##### Records shown #####

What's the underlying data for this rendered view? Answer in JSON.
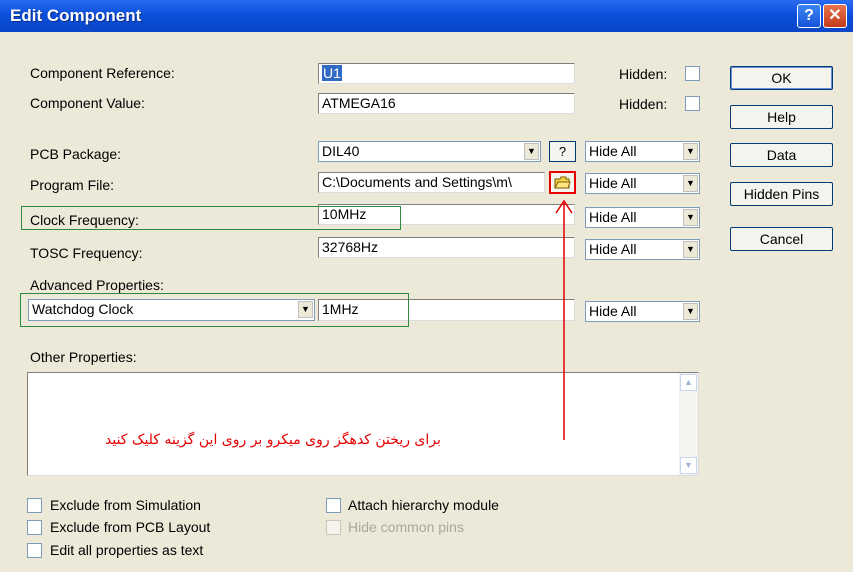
{
  "window": {
    "title": "Edit Component",
    "help_glyph": "?",
    "close_glyph": "✕"
  },
  "fields": {
    "component_reference": {
      "label": "Component Reference:",
      "value": "U1",
      "hidden_label": "Hidden:"
    },
    "component_value": {
      "label": "Component Value:",
      "value": "ATMEGA16",
      "hidden_label": "Hidden:"
    },
    "pcb_package": {
      "label": "PCB Package:",
      "value": "DIL40",
      "help_button": "?",
      "visibility": "Hide All"
    },
    "program_file": {
      "label": "Program File:",
      "value": "C:\\Documents and Settings\\m\\",
      "visibility": "Hide All"
    },
    "clock_frequency": {
      "label": "Clock Frequency:",
      "value": "10MHz",
      "visibility": "Hide All"
    },
    "tosc_frequency": {
      "label": "TOSC Frequency:",
      "value": "32768Hz",
      "visibility": "Hide All"
    },
    "advanced": {
      "label": "Advanced Properties:",
      "property": "Watchdog Clock",
      "value": "1MHz",
      "visibility": "Hide All"
    },
    "other_properties": {
      "label": "Other Properties:"
    }
  },
  "buttons": {
    "ok": "OK",
    "help": "Help",
    "data": "Data",
    "hidden_pins": "Hidden Pins",
    "cancel": "Cancel"
  },
  "checkboxes": {
    "exclude_simulation": "Exclude from Simulation",
    "exclude_pcb": "Exclude from PCB Layout",
    "edit_all_text": "Edit all properties as text",
    "attach_hierarchy": "Attach hierarchy module",
    "hide_common_pins": "Hide common pins"
  },
  "annotation": {
    "text": "برای ریختن کدهگز روی میکرو بر روی این گزینه کلیک کنید",
    "color": "#e60000"
  },
  "colors": {
    "title_bar": "#0b4fdb",
    "highlight_box": "#2b8a3e",
    "selection": "#316ac5",
    "annotation_arrow": "#e60000"
  }
}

#####

--- The exercise ---
Repeat the listing in full and exactly. Do not include any images.

--- Result for this exercise ---
What's the underlying data for this rendered view? Answer in JSON.
{
  "window": {
    "title": "Edit Component",
    "help_glyph": "?",
    "close_glyph": "✕"
  },
  "fields": {
    "component_reference": {
      "label": "Component Reference:",
      "value": "U1",
      "hidden_label": "Hidden:"
    },
    "component_value": {
      "label": "Component Value:",
      "value": "ATMEGA16",
      "hidden_label": "Hidden:"
    },
    "pcb_package": {
      "label": "PCB Package:",
      "value": "DIL40",
      "help_button": "?",
      "visibility": "Hide All"
    },
    "program_file": {
      "label": "Program File:",
      "value": "C:\\Documents and Settings\\m\\",
      "visibility": "Hide All"
    },
    "clock_frequency": {
      "label": "Clock Frequency:",
      "value": "10MHz",
      "visibility": "Hide All"
    },
    "tosc_frequency": {
      "label": "TOSC Frequency:",
      "value": "32768Hz",
      "visibility": "Hide All"
    },
    "advanced": {
      "label": "Advanced Properties:",
      "property": "Watchdog Clock",
      "value": "1MHz",
      "visibility": "Hide All"
    },
    "other_properties": {
      "label": "Other Properties:"
    }
  },
  "buttons": {
    "ok": "OK",
    "help": "Help",
    "data": "Data",
    "hidden_pins": "Hidden Pins",
    "cancel": "Cancel"
  },
  "checkboxes": {
    "exclude_simulation": "Exclude from Simulation",
    "exclude_pcb": "Exclude from PCB Layout",
    "edit_all_text": "Edit all properties as text",
    "attach_hierarchy": "Attach hierarchy module",
    "hide_common_pins": "Hide common pins"
  },
  "annotation": {
    "text": "برای ریختن کدهگز روی میکرو بر روی این گزینه کلیک کنید",
    "color": "#e60000"
  },
  "colors": {
    "title_bar": "#0b4fdb",
    "highlight_box": "#2b8a3e",
    "selection": "#316ac5",
    "annotation_arrow": "#e60000"
  }
}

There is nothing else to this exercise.